Job
Return each entry exactly, with none missing.

>> Begin

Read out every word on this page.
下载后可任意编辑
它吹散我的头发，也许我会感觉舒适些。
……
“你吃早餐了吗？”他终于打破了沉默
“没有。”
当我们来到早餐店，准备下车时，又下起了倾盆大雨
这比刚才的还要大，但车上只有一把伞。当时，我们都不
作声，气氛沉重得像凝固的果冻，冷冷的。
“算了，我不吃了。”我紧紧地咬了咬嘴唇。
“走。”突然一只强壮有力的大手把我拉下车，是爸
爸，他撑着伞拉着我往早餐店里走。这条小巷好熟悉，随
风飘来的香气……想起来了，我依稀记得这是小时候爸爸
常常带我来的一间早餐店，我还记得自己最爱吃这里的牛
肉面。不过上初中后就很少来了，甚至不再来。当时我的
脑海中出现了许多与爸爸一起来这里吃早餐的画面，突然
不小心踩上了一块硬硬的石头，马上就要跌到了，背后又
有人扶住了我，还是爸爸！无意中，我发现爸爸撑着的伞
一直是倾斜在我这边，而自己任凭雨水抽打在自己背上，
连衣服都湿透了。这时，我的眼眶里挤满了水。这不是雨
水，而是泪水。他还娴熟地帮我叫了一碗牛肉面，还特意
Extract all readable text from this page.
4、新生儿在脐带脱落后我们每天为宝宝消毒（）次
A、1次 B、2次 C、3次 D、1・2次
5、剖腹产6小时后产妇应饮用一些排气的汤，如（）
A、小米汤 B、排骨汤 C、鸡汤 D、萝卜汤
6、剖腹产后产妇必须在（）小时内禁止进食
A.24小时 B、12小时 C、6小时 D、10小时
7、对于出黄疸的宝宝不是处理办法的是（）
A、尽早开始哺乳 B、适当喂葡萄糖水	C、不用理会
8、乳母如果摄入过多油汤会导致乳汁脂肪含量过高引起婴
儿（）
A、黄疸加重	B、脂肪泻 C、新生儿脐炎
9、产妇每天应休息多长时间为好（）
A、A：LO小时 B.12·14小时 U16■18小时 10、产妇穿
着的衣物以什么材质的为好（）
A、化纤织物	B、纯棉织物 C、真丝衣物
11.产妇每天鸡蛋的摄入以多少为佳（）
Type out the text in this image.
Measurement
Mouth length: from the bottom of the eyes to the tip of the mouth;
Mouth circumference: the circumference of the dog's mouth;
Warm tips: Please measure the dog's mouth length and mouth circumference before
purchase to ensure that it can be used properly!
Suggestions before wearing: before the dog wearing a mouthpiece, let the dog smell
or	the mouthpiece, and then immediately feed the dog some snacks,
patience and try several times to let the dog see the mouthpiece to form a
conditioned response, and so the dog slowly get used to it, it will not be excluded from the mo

>> End

Solution to the exercise
Read out every word on this page.
下载后可任意编辑
它吹散我的头发，也许我会感觉舒适些。
……
“你吃早餐了吗？”他终于打破了沉默
“没有。”
当我们来到早餐店，准备下车时，又下起了倾盆大雨
这比刚才的还要大，但车上只有一把伞。当时，我们都不
作声，气氛沉重得像凝固的果冻，冷冷的。
“算了，我不吃了。”我紧紧地咬了咬嘴唇。
“走。”突然一只强壮有力的大手把我拉下车，是爸
爸，他撑着伞拉着我往早餐店里走。这条小巷好熟悉，随
风飘来的香气……想起来了，我依稀记得这是小时候爸爸
常常带我来的一间早餐店，我还记得自己最爱吃这里的牛
肉面。不过上初中后就很少来了，甚至不再来。当时我的
脑海中出现了许多与爸爸一起来这里吃早餐的画面，突然
不小心踩上了一块硬硬的石头，马上就要跌到了，背后又
有人扶住了我，还是爸爸！无意中，我发现爸爸撑着的伞
一直是倾斜在我这边，而自己任凭雨水抽打在自己背上，
连衣服都湿透了。这时，我的眼眶里挤满了水。这不是雨
水，而是泪水。他还娴熟地帮我叫了一碗牛肉面，还特意
Extract all readable text from this page.
4、新生儿在脐带脱落后我们每天为宝宝消毒（）次
A、1次 B、2次 C、3次 D、1・2次
5、剖腹产6小时后产妇应饮用一些排气的汤，如（）
A、小米汤 B、排骨汤 C、鸡汤 D、萝卜汤
6、剖腹产后产妇必须在（）小时内禁止进食
A.24小时 B、12小时 C、6小时 D、10小时
7、对于出黄疸的宝宝不是处理办法的是（）
A、尽早开始哺乳 B、适当喂葡萄糖水	C、不用理会
8、乳母如果摄入过多油汤会导致乳汁脂肪含量过高引起婴
儿（）
A、黄疸加重	B、脂肪泻 C、新生儿脐炎
9、产妇每天应休息多长时间为好（）
A、A：LO小时 B.12·14小时 U16■18小时 10、产妇穿
着的衣物以什么材质的为好（）
A、化纤织物	B、纯棉织物 C、真丝衣物
11.产妇每天鸡蛋的摄入以多少为佳（）
Type out the text in this image.
Measurement
Mouth length: from the bottom of the eyes to the tip of the mouth;
Mouth circumference: the circumference of the dog's mouth;
Warm tips: Please measure the dog's mouth length and mouth circumference before
purchase to ensure that it can be used properly!
Suggestions before wearing: before the dog wearing a mouthpiece, let the dog smell
or	the mouthpiece, and then immediately feed the dog some snacks,
patience and try several times to let the dog see the mouthpiece to form a
conditioned response, and so the dog slowly get used to it, it will not be excluded from the mo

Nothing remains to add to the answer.